__GOAL OF THE EXERCISE__
Scan the data below. Pull out each line where "this" occurs.

__DATA LINES__
##############################

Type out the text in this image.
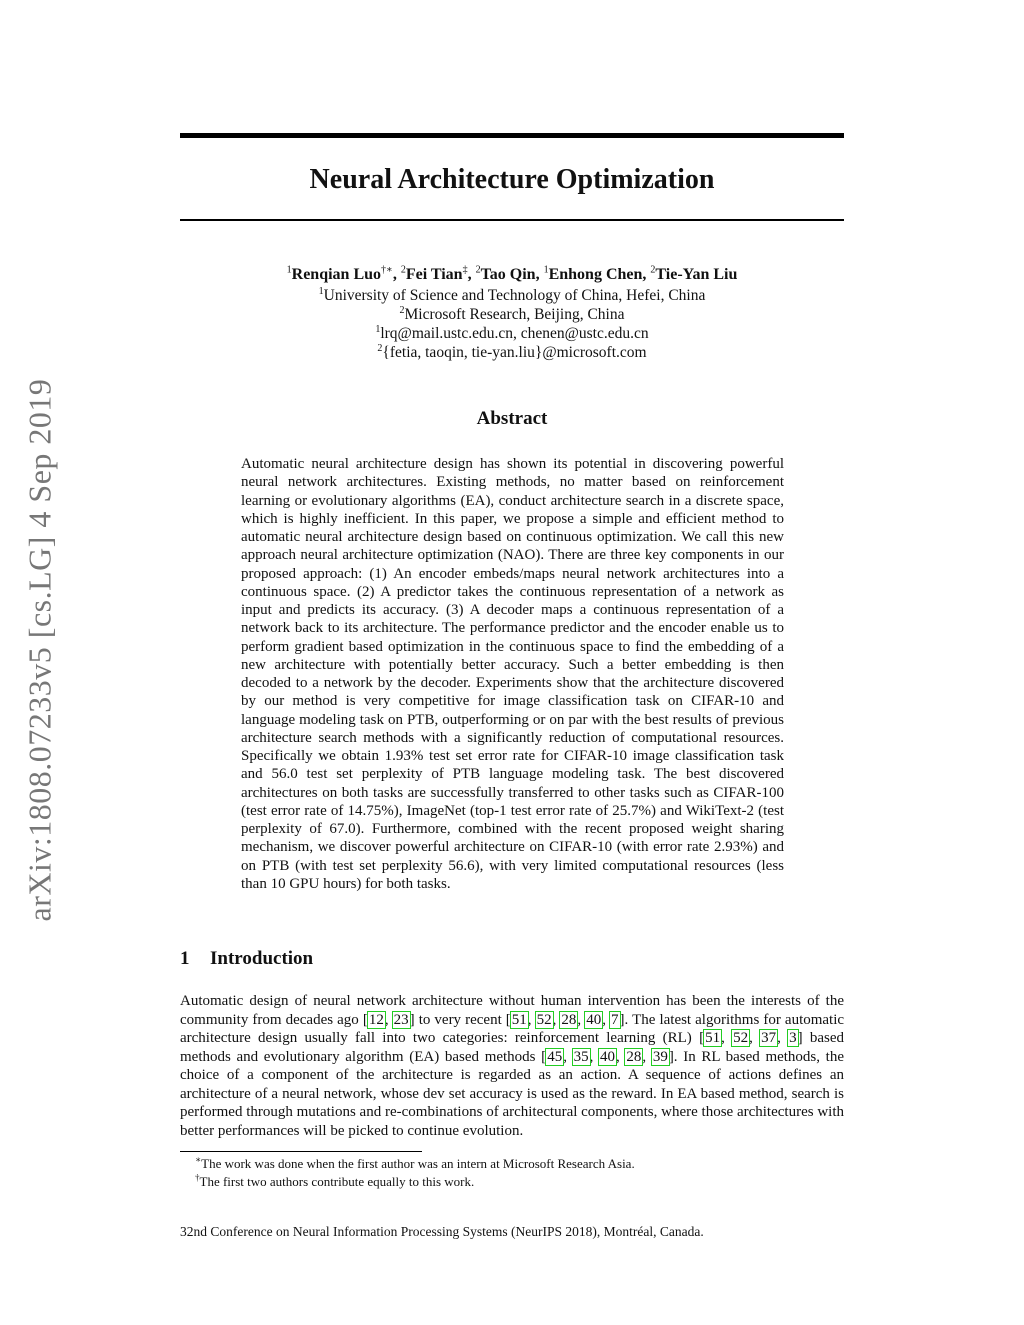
arXiv:1808.07233v5 [cs.LG] 4 Sep 2019
Neural Architecture Optimization
$^1$Renqian Luo†∗, $^2$Fei Tian‡, $^2$Tao Qin, $^1$Enhong Chen, $^2$Tie-Yan Liu
$^1$University of Science and Technology of China, Hefei, China
$^2$Microsoft Research, Beijing, China
$^1$lrq@mail.ustc.edu.cn, chenen@ustc.edu.cn
$^2${fetia, taoqin, tie-yan.liu}@microsoft.com
Abstract
Automatic neural architecture design has shown its potential in discovering powerful neural network architectures. Existing methods, no matter based on reinforcement learning or evolutionary algorithms (EA), conduct architecture search in a discrete space, which is highly inefficient. In this paper, we propose a simple and efficient method to automatic neural architecture design based on continuous optimization. We call this new approach neural architecture optimization (NAO). There are three key components in our proposed approach: (1) An encoder embeds/maps neural network architectures into a continuous space. (2) A predictor takes the continuous representation of a network as input and predicts its accuracy. (3) A decoder maps a continuous representation of a network back to its architecture. The performance predictor and the encoder enable us to perform gradient based optimization in the continuous space to find the embedding of a new architecture with potentially better accuracy. Such a better embedding is then decoded to a network by the decoder. Experiments show that the architecture discovered by our method is very competitive for image classification task on CIFAR-10 and language modeling task on PTB, outperforming or on par with the best results of previous architecture search methods with a significantly reduction of computational resources. Specifically we obtain 1.93% test set error rate for CIFAR-10 image classification task and 56.0 test set perplexity of PTB language modeling task. The best discovered architectures on both tasks are successfully transferred to other tasks such as CIFAR-100 (test error rate of 14.75%), ImageNet (top-1 test error rate of 25.7%) and WikiText-2 (test perplexity of 67.0). Furthermore, combined with the recent proposed weight sharing mechanism, we discover powerful architecture on CIFAR-10 (with error rate 2.93%) and on PTB (with test set perplexity 56.6), with very limited computational resources (less than 10 GPU hours) for both tasks.
1 Introduction
Automatic design of neural network architecture without human intervention has been the interests of the community from decades ago [12, 23] to very recent [51, 52, 28, 40, 7]. The latest algorithms for automatic architecture design usually fall into two categories: reinforcement learning (RL) [51, 52, 37, 3] based methods and evolutionary algorithm (EA) based methods [45, 35, 40, 28, 39]. In RL based methods, the choice of a component of the architecture is regarded as an action. A sequence of actions defines an architecture of a neural network, whose dev set accuracy is used as the reward. In EA based method, search is performed through mutations and re-combinations of architectural components, where those architectures with better performances will be picked to continue evolution.
∗The work was done when the first author was an intern at Microsoft Research Asia.
†The first two authors contribute equally to this work.
32nd Conference on Neural Information Processing Systems (NeurIPS 2018), Montréal, Canada.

##############################

__ANSWER TO THE TASK__
Type out the text in this image.
Automatic neural architecture design has shown its potential in discovering powerful neural network architectures. Existing methods, no matter based on reinforcement learning or evolutionary algorithms (EA), conduct architecture search in a discrete space, which is highly inefficient. In this paper, we propose a simple and efficient method to automatic neural architecture design based on continuous optimization. We call this new approach neural architecture optimization (NAO). There are three key components in our proposed approach: (1) An encoder embeds/maps neural network architectures into a continuous space. (2) A predictor takes the continuous representation of a network as input and predicts its accuracy. (3) A decoder maps a continuous representation of a network back to its architecture. The performance predictor and the encoder enable us to perform gradient based optimization in the continuous space to find the embedding of a new architecture with potentially better accuracy. Such a better embedding is then decoded to a network by the decoder. Experiments show that the architecture discovered by our method is very competitive for image classification task on CIFAR-10 and language modeling task on PTB, outperforming or on par with the best results of previous architecture search methods with a significantly reduction of computational resources. Specifically we obtain 1.93% test set error rate for CIFAR-10 image classification task and 56.0 test set perplexity of PTB language modeling task. The best discovered architectures on both tasks are successfully transferred to other tasks such as CIFAR-100 (test error rate of 14.75%), ImageNet (top-1 test error rate of 25.7%) and WikiText-2 (test perplexity of 67.0). Furthermore, combined with the recent proposed weight sharing mechanism, we discover powerful architecture on CIFAR-10 (with error rate 2.93%) and on PTB (with test set perplexity 56.6), with very limited computational resources (less than 10 GPU hours) for both tasks.
†The first two authors contribute equally to this work.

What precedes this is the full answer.